WORK TO COMPLETE
Print the records again, character for character.

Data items
====================
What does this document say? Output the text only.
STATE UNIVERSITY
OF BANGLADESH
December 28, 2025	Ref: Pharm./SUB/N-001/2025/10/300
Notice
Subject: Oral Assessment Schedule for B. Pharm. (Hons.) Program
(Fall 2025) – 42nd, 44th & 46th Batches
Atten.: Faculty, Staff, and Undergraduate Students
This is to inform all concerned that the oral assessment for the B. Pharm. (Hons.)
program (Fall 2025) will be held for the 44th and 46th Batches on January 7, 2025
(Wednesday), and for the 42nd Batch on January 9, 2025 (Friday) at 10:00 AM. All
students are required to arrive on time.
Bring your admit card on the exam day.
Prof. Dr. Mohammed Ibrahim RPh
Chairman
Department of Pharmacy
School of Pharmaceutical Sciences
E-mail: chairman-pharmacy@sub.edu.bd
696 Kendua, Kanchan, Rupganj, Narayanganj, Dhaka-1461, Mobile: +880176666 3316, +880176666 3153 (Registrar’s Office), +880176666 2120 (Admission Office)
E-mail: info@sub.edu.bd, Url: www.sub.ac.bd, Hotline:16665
====================
COMPLETED TASK
What does this document say? Output the text only.
STATE UNIVERSITY
OF BANGLADESH
December 28, 2025	Ref: Pharm./SUB/N-001/2025/10/300
Notice
Subject: Oral Assessment Schedule for B. Pharm. (Hons.) Program
(Fall 2025) – 42nd, 44th & 46th Batches
Atten.: Faculty, Staff, and Undergraduate Students
This is to inform all concerned that the oral assessment for the B. Pharm. (Hons.)
program (Fall 2025) will be held for the 44th and 46th Batches on January 7, 2025
(Wednesday), and for the 42nd Batch on January 9, 2025 (Friday) at 10:00 AM. All
students are required to arrive on time.
Bring your admit card on the exam day.
Prof. Dr. Mohammed Ibrahim RPh
Chairman
Department of Pharmacy
School of Pharmaceutical Sciences
E-mail: chairman-pharmacy@sub.edu.bd
696 Kendua, Kanchan, Rupganj, Narayanganj, Dhaka-1461, Mobile: +880176666 3316, +880176666 3153 (Registrar’s Office), +880176666 2120 (Admission Office)
E-mail: info@sub.edu.bd, Url: www.sub.ac.bd, Hotline:16665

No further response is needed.